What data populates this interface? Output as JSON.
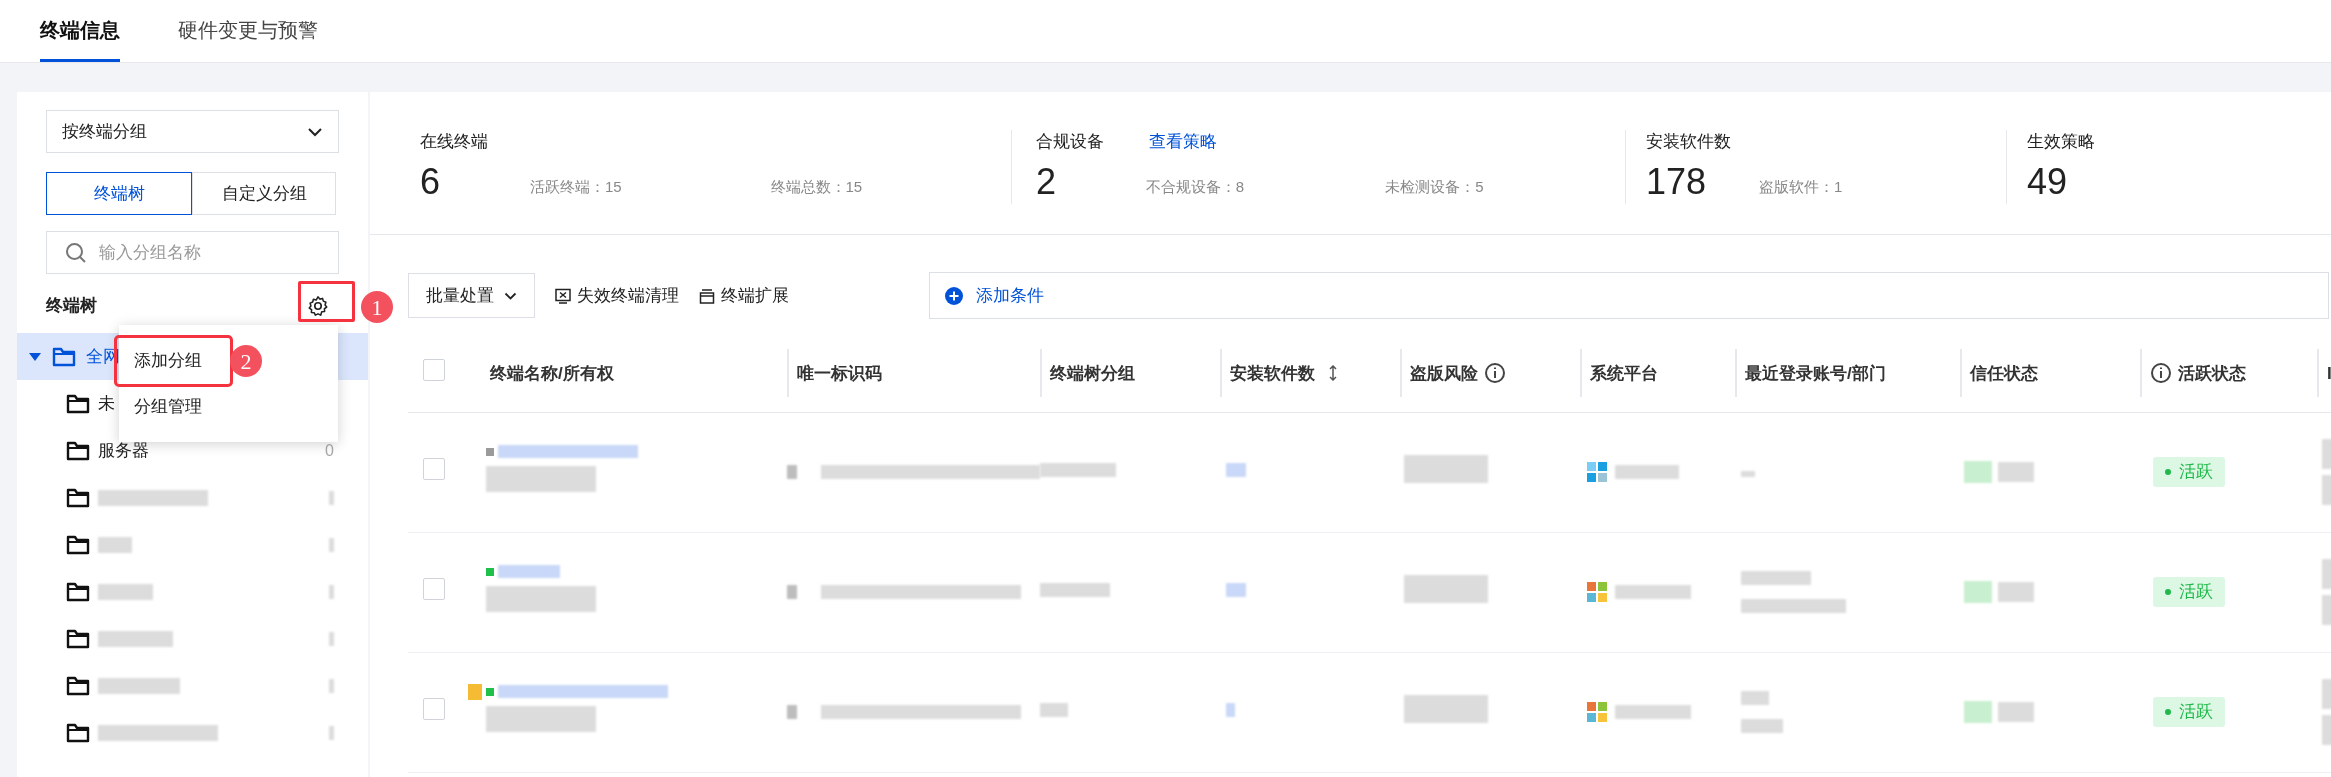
{
  "tabs": [
    {
      "label": "终端信息",
      "selected": true
    },
    {
      "label": "硬件变更与预警",
      "selected": false
    }
  ],
  "sidebar": {
    "group_by": "按终端分组",
    "views": [
      {
        "label": "终端树",
        "selected": true
      },
      {
        "label": "自定义分组",
        "selected": false
      }
    ],
    "search": {
      "placeholder": "输入分组名称"
    },
    "tree_title": "终端树",
    "tree": [
      {
        "name": "全网",
        "expanded": true,
        "selected": true,
        "children": [
          {
            "kind": "text",
            "name": "未"
          },
          {
            "kind": "text",
            "name": "服务器",
            "count": "0"
          },
          {
            "kind": "redacted"
          },
          {
            "kind": "redacted"
          },
          {
            "kind": "redacted"
          },
          {
            "kind": "redacted"
          },
          {
            "kind": "redacted"
          },
          {
            "kind": "redacted"
          }
        ]
      }
    ]
  },
  "group_menu": [
    {
      "label": "添加分组",
      "highlighted": true
    },
    {
      "label": "分组管理",
      "highlighted": false
    }
  ],
  "annotations": [
    {
      "number": "1"
    },
    {
      "number": "2"
    }
  ],
  "stats": [
    {
      "label": "在线终端",
      "value": "6",
      "details": [
        "活跃终端：15",
        "终端总数：15"
      ]
    },
    {
      "label": "合规设备",
      "link": "查看策略",
      "value": "2",
      "details": [
        "不合规设备：8",
        "未检测设备：5"
      ]
    },
    {
      "label": "安装软件数",
      "value": "178",
      "details": [
        "盗版软件：1"
      ]
    },
    {
      "label": "生效策略",
      "value": "49"
    }
  ],
  "toolbar": {
    "batch": "批量处置",
    "actions": [
      {
        "label": "失效终端清理",
        "kind": "clear"
      },
      {
        "label": "终端扩展",
        "kind": "expand"
      }
    ],
    "filter": "添加条件"
  },
  "table": {
    "header_checked": false,
    "columns": [
      {
        "label": "终端名称/所有权",
        "kind": "plain"
      },
      {
        "label": "唯一标识码",
        "kind": "plain"
      },
      {
        "label": "终端树分组",
        "kind": "plain"
      },
      {
        "label": "安装软件数",
        "kind": "sortable"
      },
      {
        "label": "盗版风险",
        "kind": "info-after"
      },
      {
        "label": "系统平台",
        "kind": "plain"
      },
      {
        "label": "最近登录账号/部门",
        "kind": "plain"
      },
      {
        "label": "信任状态",
        "kind": "plain"
      },
      {
        "label": "活跃状态",
        "kind": "info-before"
      },
      {
        "label": "I",
        "kind": "plain"
      }
    ],
    "rows": [
      {
        "checked": false,
        "online": false,
        "flagged": false,
        "kind": "plain",
        "status": "活跃"
      },
      {
        "checked": false,
        "online": true,
        "flagged": false,
        "kind": "colored",
        "status": "活跃"
      },
      {
        "checked": false,
        "online": true,
        "flagged": true,
        "kind": "colored",
        "status": "活跃"
      }
    ]
  }
}
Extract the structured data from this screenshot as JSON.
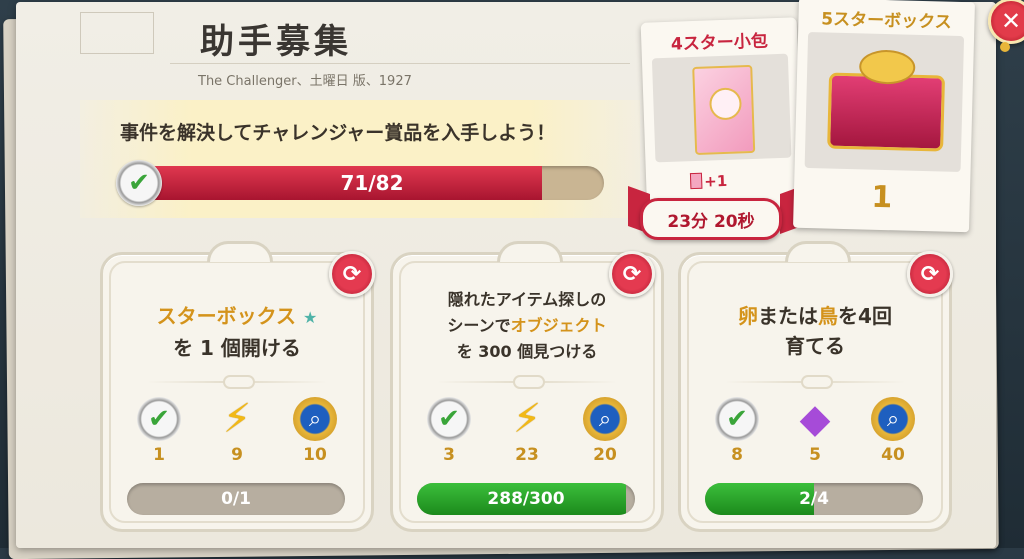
{
  "header": {
    "title": "助手募集",
    "subtitle": "The Challenger、土曜日 版、1927"
  },
  "banner": {
    "text": "事件を解決してチャレンジャー賞品を入手しよう！",
    "progress_current": 71,
    "progress_total": 82,
    "progress_label": "71/82"
  },
  "rewards": {
    "small": {
      "title": "4スター小包",
      "bonus": "+1",
      "timer": "23分 20秒"
    },
    "big": {
      "title": "5スターボックス",
      "count": "1"
    }
  },
  "quests": [
    {
      "line1_hl": "スターボックス",
      "line2": "を 1 個開ける",
      "rewards": [
        {
          "icon": "check-badge-icon",
          "value": "1"
        },
        {
          "icon": "lightning-icon",
          "value": "9"
        },
        {
          "icon": "magnifier-medal-icon",
          "value": "10"
        }
      ],
      "progress_label": "0/1",
      "progress_fraction": 0.0
    },
    {
      "line1": "隠れたアイテム探しの",
      "line2_a": "シーンで",
      "line2_hl": "オブジェクト",
      "line3": "を 300 個見つける",
      "rewards": [
        {
          "icon": "check-badge-icon",
          "value": "3"
        },
        {
          "icon": "lightning-icon",
          "value": "23"
        },
        {
          "icon": "magnifier-medal-icon",
          "value": "20"
        }
      ],
      "progress_label": "288/300",
      "progress_fraction": 0.96
    },
    {
      "hl1": "卵",
      "mid": "または",
      "hl2": "鳥",
      "tail": "を4回",
      "line2": "育てる",
      "rewards": [
        {
          "icon": "check-badge-icon",
          "value": "8"
        },
        {
          "icon": "gem-icon",
          "value": "5"
        },
        {
          "icon": "magnifier-medal-icon",
          "value": "40"
        }
      ],
      "progress_label": "2/4",
      "progress_fraction": 0.5
    }
  ],
  "colors": {
    "accent_red": "#c8253f",
    "gold": "#c79020",
    "progress_green": "#2aa52a"
  }
}
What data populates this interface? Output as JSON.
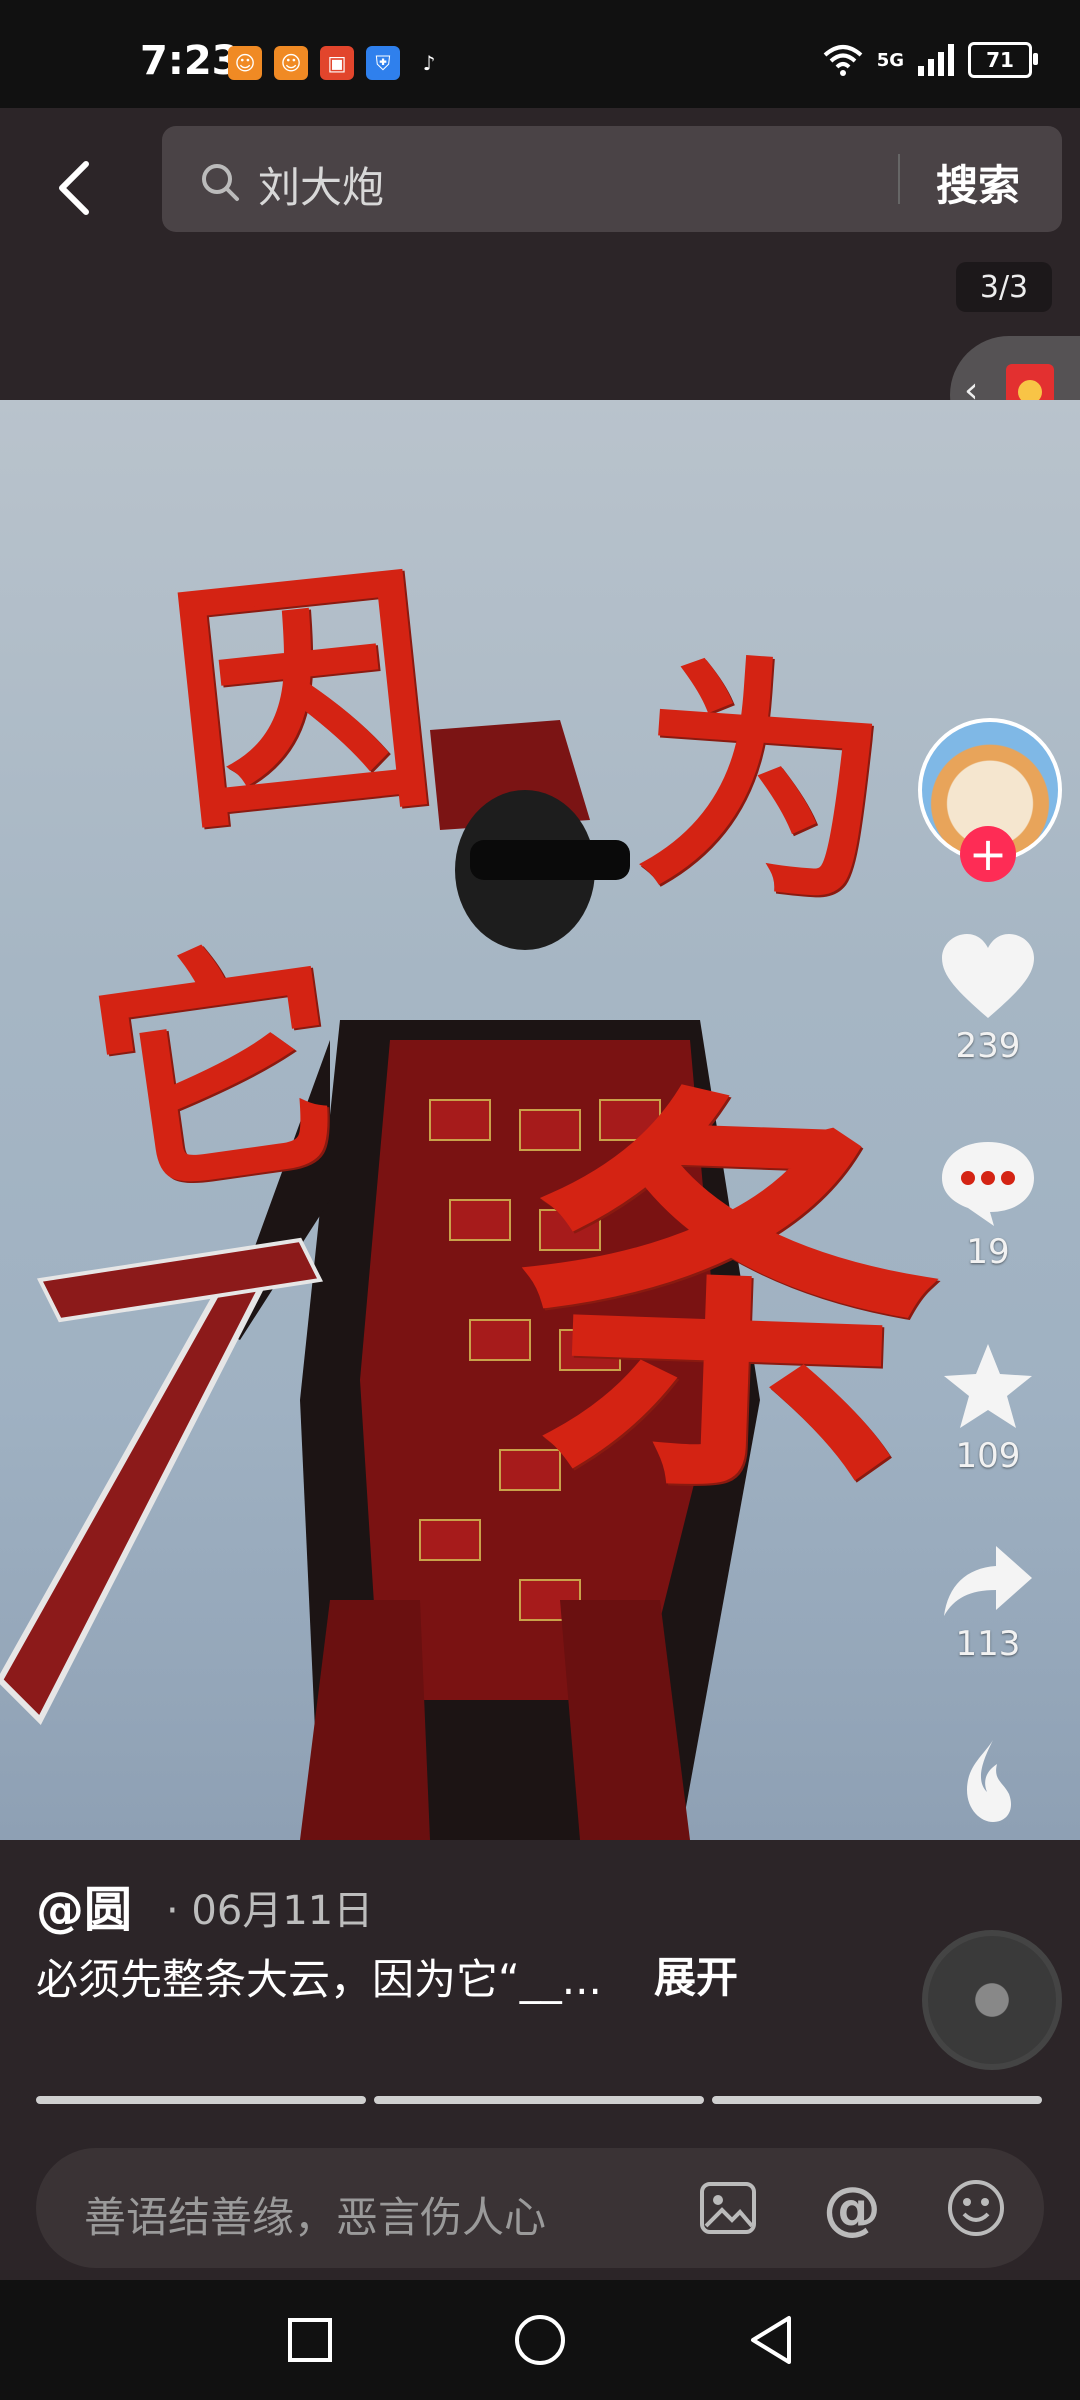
{
  "status_bar": {
    "time": "7:23",
    "network": "5G",
    "battery": "71",
    "app_icons": [
      "app-icon-1",
      "app-icon-2",
      "app-icon-3",
      "shield-icon",
      "tiktok-icon"
    ]
  },
  "search": {
    "query": "刘大炮",
    "button_label": "搜索"
  },
  "media": {
    "page_indicator": "3/3",
    "overlay_text": [
      "因",
      "为",
      "它",
      "条"
    ]
  },
  "actions": {
    "likes": "239",
    "comments": "19",
    "favorites": "109",
    "shares": "113",
    "gift_label": "送火苗"
  },
  "post": {
    "author": "@圆",
    "date": "· 06月11日",
    "caption": "必须先整条大云，因为它“__...",
    "expand_label": "展开",
    "progress_total": 3,
    "progress_current": 3
  },
  "comment_input": {
    "placeholder": "善语结善缘，恶言伤人心"
  },
  "colors": {
    "accent_red": "#fe2c55",
    "calligraphy_red": "#d42313",
    "panel_bg": "#2c2528"
  }
}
◆ ◆ ◆ ◆ ◆
→ **What is asked**: Set every line down exactly as written, leaving each picture out.

→ **Solution to the exercise**:
What data populates this interface? Output as JSON.
{
  "tabs": [
    {
      "label": "终端信息",
      "selected": true
    },
    {
      "label": "硬件变更与预警",
      "selected": false
    }
  ],
  "sidebar": {
    "group_by": "按终端分组",
    "views": [
      {
        "label": "终端树",
        "selected": true
      },
      {
        "label": "自定义分组",
        "selected": false
      }
    ],
    "search": {
      "placeholder": "输入分组名称"
    },
    "tree_title": "终端树",
    "tree": [
      {
        "name": "全网",
        "expanded": true,
        "selected": true,
        "children": [
          {
            "kind": "text",
            "name": "未"
          },
          {
            "kind": "text",
            "name": "服务器",
            "count": "0"
          },
          {
            "kind": "redacted"
          },
          {
            "kind": "redacted"
          },
          {
            "kind": "redacted"
          },
          {
            "kind": "redacted"
          },
          {
            "kind": "redacted"
          },
          {
            "kind": "redacted"
          }
        ]
      }
    ]
  },
  "group_menu": [
    {
      "label": "添加分组",
      "highlighted": true
    },
    {
      "label": "分组管理",
      "highlighted": false
    }
  ],
  "annotations": [
    {
      "number": "1"
    },
    {
      "number": "2"
    }
  ],
  "stats": [
    {
      "label": "在线终端",
      "value": "6",
      "details": [
        "活跃终端：15",
        "终端总数：15"
      ]
    },
    {
      "label": "合规设备",
      "link": "查看策略",
      "value": "2",
      "details": [
        "不合规设备：8",
        "未检测设备：5"
      ]
    },
    {
      "label": "安装软件数",
      "value": "178",
      "details": [
        "盗版软件：1"
      ]
    },
    {
      "label": "生效策略",
      "value": "49"
    }
  ],
  "toolbar": {
    "batch": "批量处置",
    "actions": [
      {
        "label": "失效终端清理",
        "kind": "clear"
      },
      {
        "label": "终端扩展",
        "kind": "expand"
      }
    ],
    "filter": "添加条件"
  },
  "table": {
    "header_checked": false,
    "columns": [
      {
        "label": "终端名称/所有权",
        "kind": "plain"
      },
      {
        "label": "唯一标识码",
        "kind": "plain"
      },
      {
        "label": "终端树分组",
        "kind": "plain"
      },
      {
        "label": "安装软件数",
        "kind": "sortable"
      },
      {
        "label": "盗版风险",
        "kind": "info-after"
      },
      {
        "label": "系统平台",
        "kind": "plain"
      },
      {
        "label": "最近登录账号/部门",
        "kind": "plain"
      },
      {
        "label": "信任状态",
        "kind": "plain"
      },
      {
        "label": "活跃状态",
        "kind": "info-before"
      },
      {
        "label": "I",
        "kind": "plain"
      }
    ],
    "rows": [
      {
        "checked": false,
        "online": false,
        "flagged": false,
        "kind": "plain",
        "status": "活跃"
      },
      {
        "checked": false,
        "online": true,
        "flagged": false,
        "kind": "colored",
        "status": "活跃"
      },
      {
        "checked": false,
        "online": true,
        "flagged": true,
        "kind": "colored",
        "status": "活跃"
      }
    ]
  }
}
Extract the structured data from this screenshot as JSON.
{
  "header": {
    "title": "助手募集",
    "subtitle": "The Challenger、土曜日 版、1927"
  },
  "banner": {
    "text": "事件を解決してチャレンジャー賞品を入手しよう！",
    "progress_current": 71,
    "progress_total": 82,
    "progress_label": "71/82"
  },
  "rewards": {
    "small": {
      "title": "4スター小包",
      "bonus": "+1",
      "timer": "23分 20秒"
    },
    "big": {
      "title": "5スターボックス",
      "count": "1"
    }
  },
  "quests": [
    {
      "line1_hl": "スターボックス",
      "line2": "を 1 個開ける",
      "rewards": [
        {
          "icon": "check-badge-icon",
          "value": "1"
        },
        {
          "icon": "lightning-icon",
          "value": "9"
        },
        {
          "icon": "magnifier-medal-icon",
          "value": "10"
        }
      ],
      "progress_label": "0/1",
      "progress_fraction": 0.0
    },
    {
      "line1": "隠れたアイテム探しの",
      "line2_a": "シーンで",
      "line2_hl": "オブジェクト",
      "line3": "を 300 個見つける",
      "rewards": [
        {
          "icon": "check-badge-icon",
          "value": "3"
        },
        {
          "icon": "lightning-icon",
          "value": "23"
        },
        {
          "icon": "magnifier-medal-icon",
          "value": "20"
        }
      ],
      "progress_label": "288/300",
      "progress_fraction": 0.96
    },
    {
      "hl1": "卵",
      "mid": "または",
      "hl2": "鳥",
      "tail": "を4回",
      "line2": "育てる",
      "rewards": [
        {
          "icon": "check-badge-icon",
          "value": "8"
        },
        {
          "icon": "gem-icon",
          "value": "5"
        },
        {
          "icon": "magnifier-medal-icon",
          "value": "40"
        }
      ],
      "progress_label": "2/4",
      "progress_fraction": 0.5
    }
  ],
  "colors": {
    "accent_red": "#c8253f",
    "gold": "#c79020",
    "progress_green": "#2aa52a"
  }
}
What data populates this interface? Output as JSON.
{
  "status_bar": {
    "time": "7:23",
    "network": "5G",
    "battery": "71",
    "app_icons": [
      "app-icon-1",
      "app-icon-2",
      "app-icon-3",
      "shield-icon",
      "tiktok-icon"
    ]
  },
  "search": {
    "query": "刘大炮",
    "button_label": "搜索"
  },
  "media": {
    "page_indicator": "3/3",
    "overlay_text": [
      "因",
      "为",
      "它",
      "条"
    ]
  },
  "actions": {
    "likes": "239",
    "comments": "19",
    "favorites": "109",
    "shares": "113",
    "gift_label": "送火苗"
  },
  "post": {
    "author": "@圆",
    "date": "· 06月11日",
    "caption": "必须先整条大云，因为它“__...",
    "expand_label": "展开",
    "progress_total": 3,
    "progress_current": 3
  },
  "comment_input": {
    "placeholder": "善语结善缘，恶言伤人心"
  },
  "colors": {
    "accent_red": "#fe2c55",
    "calligraphy_red": "#d42313",
    "panel_bg": "#2c2528"
  }
}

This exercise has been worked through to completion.